**Listed records:**
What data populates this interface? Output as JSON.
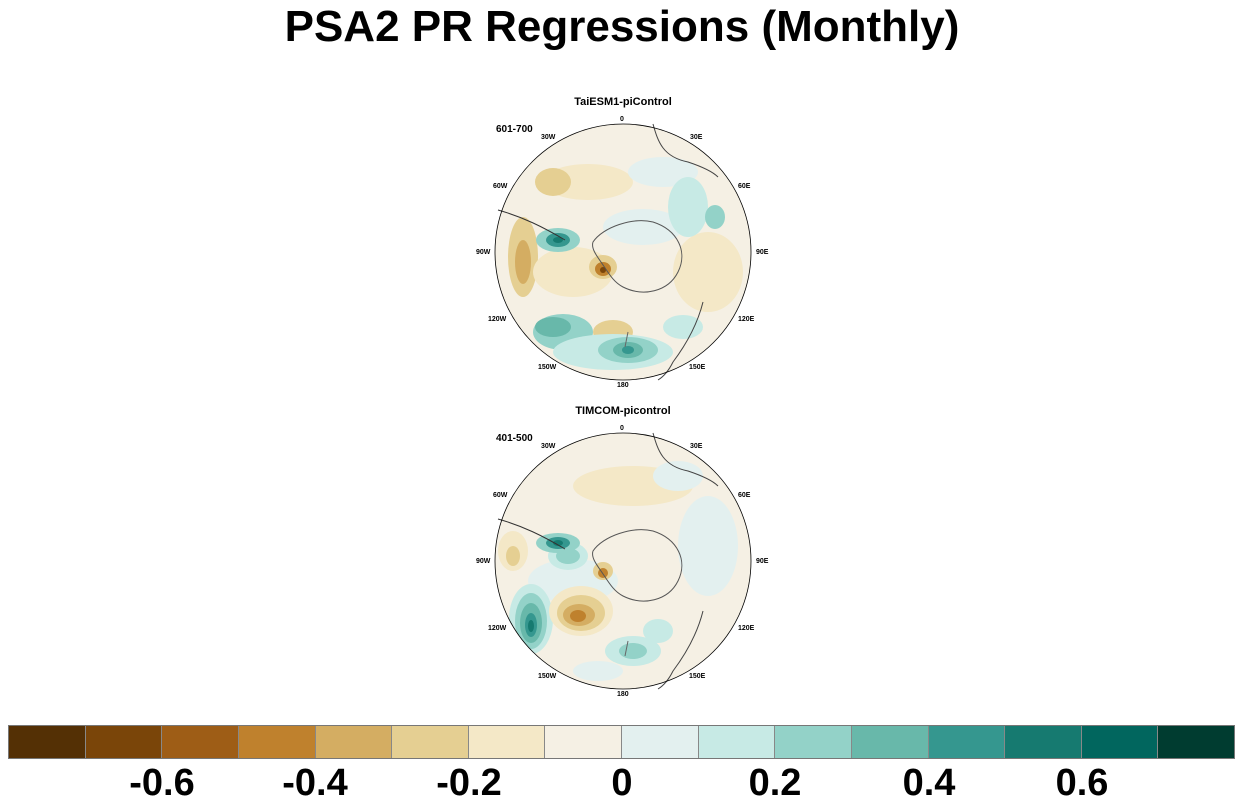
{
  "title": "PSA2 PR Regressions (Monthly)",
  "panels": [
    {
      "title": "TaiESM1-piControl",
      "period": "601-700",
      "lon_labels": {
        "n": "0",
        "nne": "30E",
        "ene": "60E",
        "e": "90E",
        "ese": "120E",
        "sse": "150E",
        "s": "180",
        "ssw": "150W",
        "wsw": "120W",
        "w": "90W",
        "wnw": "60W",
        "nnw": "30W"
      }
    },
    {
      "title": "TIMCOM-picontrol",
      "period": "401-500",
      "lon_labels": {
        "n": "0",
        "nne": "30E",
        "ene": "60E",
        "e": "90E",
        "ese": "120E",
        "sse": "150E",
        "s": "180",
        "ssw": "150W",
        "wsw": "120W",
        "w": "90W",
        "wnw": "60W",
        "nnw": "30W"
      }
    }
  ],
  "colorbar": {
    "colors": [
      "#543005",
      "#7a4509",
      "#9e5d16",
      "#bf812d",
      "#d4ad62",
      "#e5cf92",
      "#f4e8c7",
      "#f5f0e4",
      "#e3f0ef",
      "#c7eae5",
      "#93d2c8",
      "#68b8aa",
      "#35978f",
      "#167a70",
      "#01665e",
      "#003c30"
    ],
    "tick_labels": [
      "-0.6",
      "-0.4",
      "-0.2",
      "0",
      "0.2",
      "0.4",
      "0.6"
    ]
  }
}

**Your goal:**
Copy every line in the listing above where the string "title" turns up.

**Correct answer:**
  "title": "PSA2 PR Regressions (Monthly)",
      "title": "TaiESM1-piControl",
      "title": "TIMCOM-picontrol",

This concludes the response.